** START **

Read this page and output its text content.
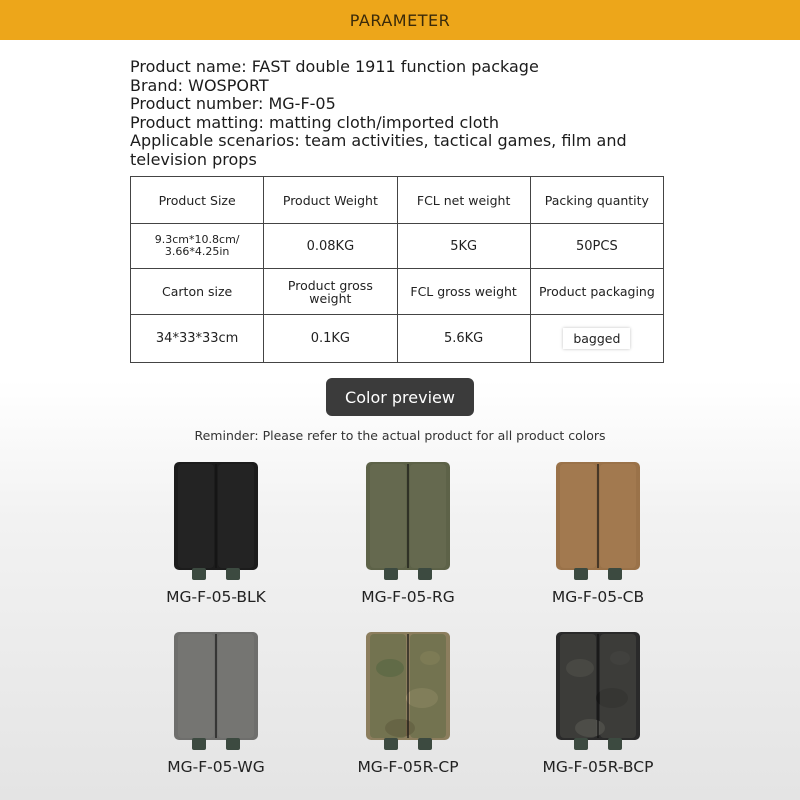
PARAMETER
Product name: FAST double 1911 function package
Brand: WOSPORT
Product number: MG-F-05
Product matting: matting cloth/imported cloth
Applicable scenarios: team activities, tactical games, film and television props
Product Size	Product Weight	FCL net weight	Packing quantity
9.3cm*10.8cm/ 3.66*4.25in	0.08KG	5KG	50PCS
Carton size	Product gross weight	FCL gross weight	Product packaging
34*33*33cm	0.1KG	5.6KG	bagged
Color preview
Reminder: Please refer to the actual product for all product colors
MG-F-05-BLK	MG-F-05-RG	MG-F-05-CB
MG-F-05-WG	MG-F-05R-CP	MG-F-05R-BCP
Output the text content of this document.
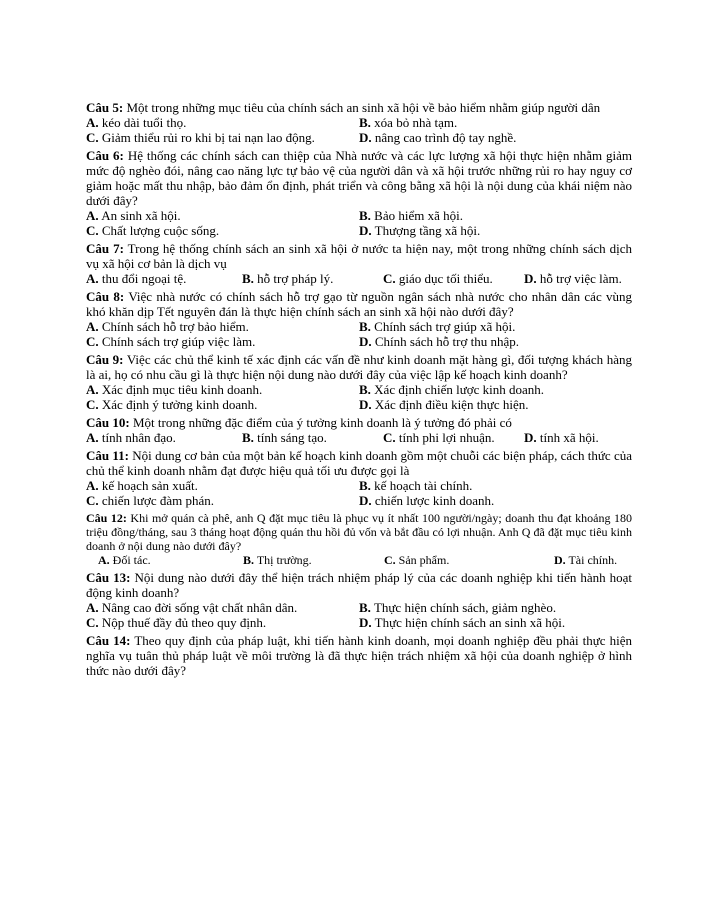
Câu 5: Một trong những mục tiêu của chính sách an sinh xã hội về bảo hiểm nhằm giúp người dân
A. kéo dài tuổi thọ.	B. xóa bỏ nhà tạm.
C. Giảm thiểu rủi ro khi bị tai nạn lao động.	D. nâng cao trình độ tay nghề.
Câu 6: Hệ thống các chính sách can thiệp của Nhà nước và các lực lượng xã hội thực hiện nhằm giảm mức độ nghèo đói, nâng cao năng lực tự bảo vệ của người dân và xã hội trước những rủi ro hay nguy cơ giảm hoặc mất thu nhập, bảo đảm ổn định, phát triển và công bằng xã hội là nội dung của khái niệm nào dưới đây?
A. An sinh xã hội.	B. Bảo hiểm xã hội.
C. Chất lượng cuộc sống.	D. Thượng tầng xã hội.
Câu 7: Trong hệ thống chính sách an sinh xã hội ở nước ta hiện nay, một trong những chính sách dịch vụ xã hội cơ bản là dịch vụ
A. thu đổi ngoại tệ.	B. hỗ trợ pháp lý.	C. giáo dục tối thiểu.	D. hỗ trợ việc làm.
Câu 8: Việc nhà nước có chính sách hỗ trợ gạo từ nguồn ngân sách nhà nước cho nhân dân các vùng khó khăn dịp Tết nguyên đán là thực hiện chính sách an sinh xã hội nào dưới đây?
A. Chính sách hỗ trợ bảo hiểm.	B. Chính sách trợ giúp xã hội.
C. Chính sách trợ giúp việc làm.	D. Chính sách hỗ trợ thu nhập.
Câu 9: Việc các chủ thể kinh tế xác định các vấn đề như kinh doanh mặt hàng gì, đối tượng khách hàng là ai, họ có nhu cầu gì là thực hiện nội dung nào dưới đây của việc lập kế hoạch kinh doanh?
A. Xác định mục tiêu kinh doanh.	B. Xác định chiến lược kinh doanh.
C. Xác định ý tưởng kinh doanh.	D. Xác định điều kiện thực hiện.
Câu 10: Một trong những đặc điểm của ý tưởng kinh doanh là ý tưởng đó phải có
A. tính nhân đạo.	B. tính sáng tạo.	C. tính phi lợi nhuận.	D. tính xã hội.
Câu 11: Nội dung cơ bản của một bản kế hoạch kinh doanh gồm một chuỗi các biện pháp, cách thức của chủ thể kinh doanh nhằm đạt được hiệu quả tối ưu được gọi là
A. kế hoạch sản xuất.	B. kế hoạch tài chính.
C. chiến lược đàm phán.	D. chiến lược kinh doanh.
Câu 12: Khi mở quán cà phê, anh Q đặt mục tiêu là phục vụ ít nhất 100 người/ngày; doanh thu đạt khoảng 180 triệu đồng/tháng, sau 3 tháng hoạt động quán thu hồi đủ vốn và bắt đầu có lợi nhuận. Anh Q đã đặt mục tiêu kinh doanh ở nội dung nào dưới đây?
A. Đối tác.	B. Thị trường.	C. Sản phẩm.	D. Tài chính.
Câu 13: Nội dung nào dưới đây thể hiện trách nhiệm pháp lý của các doanh nghiệp khi tiến hành hoạt động kinh doanh?
A. Nâng cao đời sống vật chất nhân dân.	B. Thực hiện chính sách, giảm nghèo.
C. Nộp thuế đầy đủ theo quy định.	D. Thực hiện chính sách an sinh xã hội.
Câu 14: Theo quy định của pháp luật, khi tiến hành kinh doanh, mọi doanh nghiệp đều phải thực hiện nghĩa vụ tuân thủ pháp luật về môi trường là đã thực hiện trách nhiệm xã hội của doanh nghiệp ở hình thức nào dưới đây?
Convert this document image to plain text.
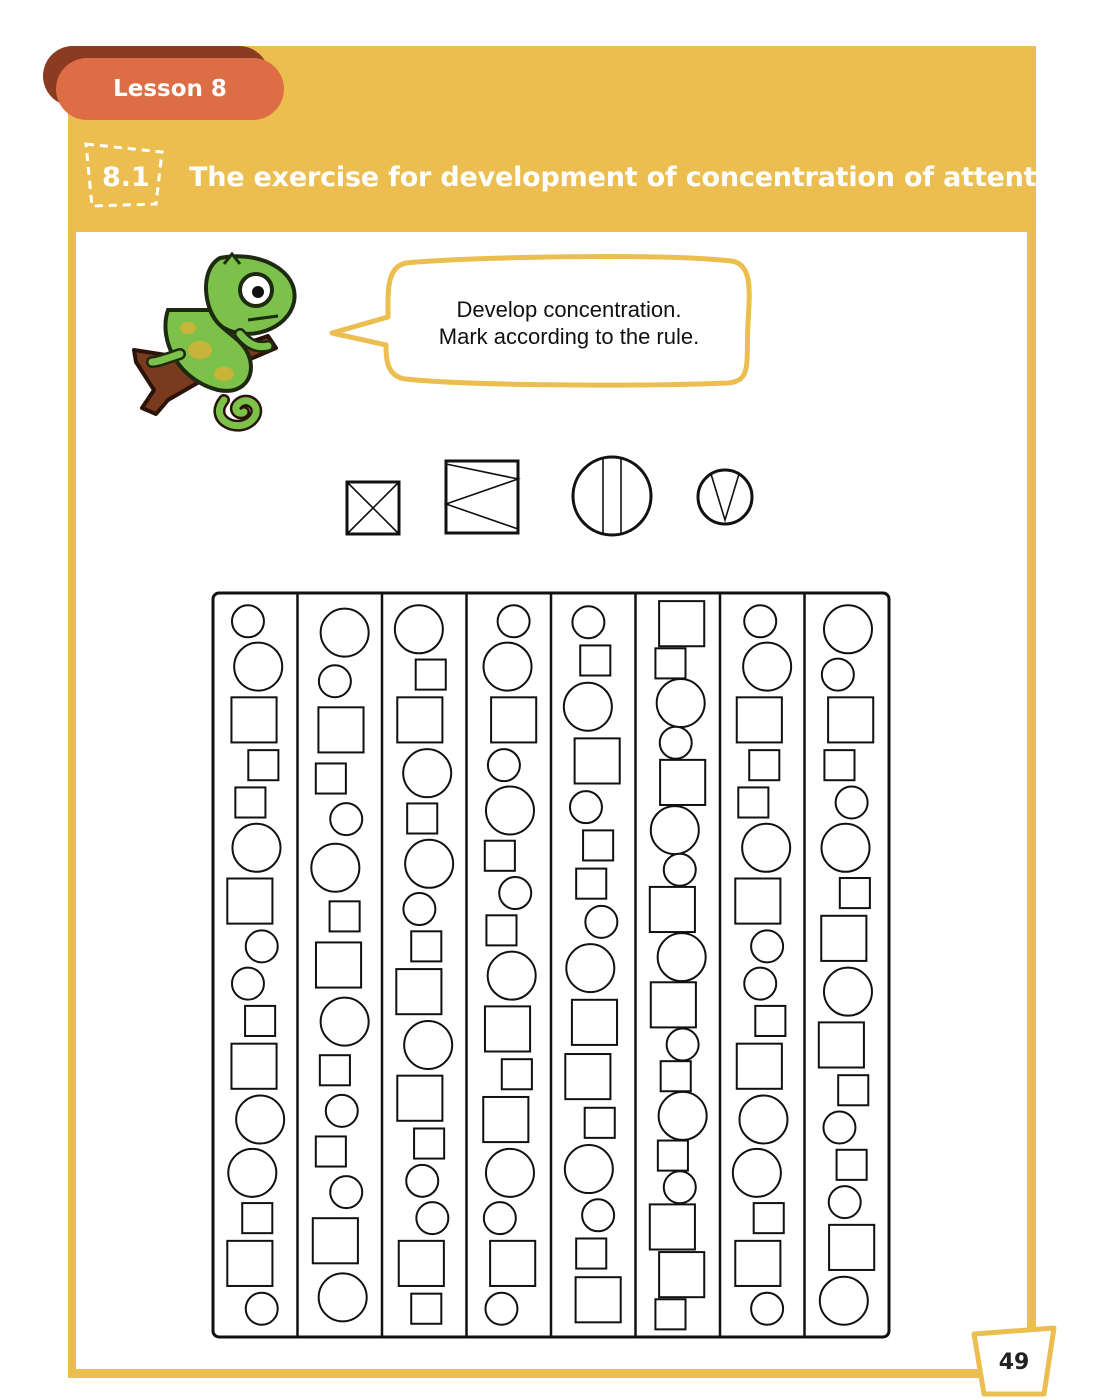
Lesson 8
8.1 The exercise for development of concentration of attention
Develop concentration.
Mark according to the rule.
49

** END **

Task to complete:
Exclude the pictures, and output exactly the lines from the one with "Convert this document image to plain text." through the last line of the records, both included.

Response for this exercise:
Convert this document image to plain text.
Lesson 8
8.1 The exercise for development of concentration of attention
Develop concentration.
Mark according to the rule.
49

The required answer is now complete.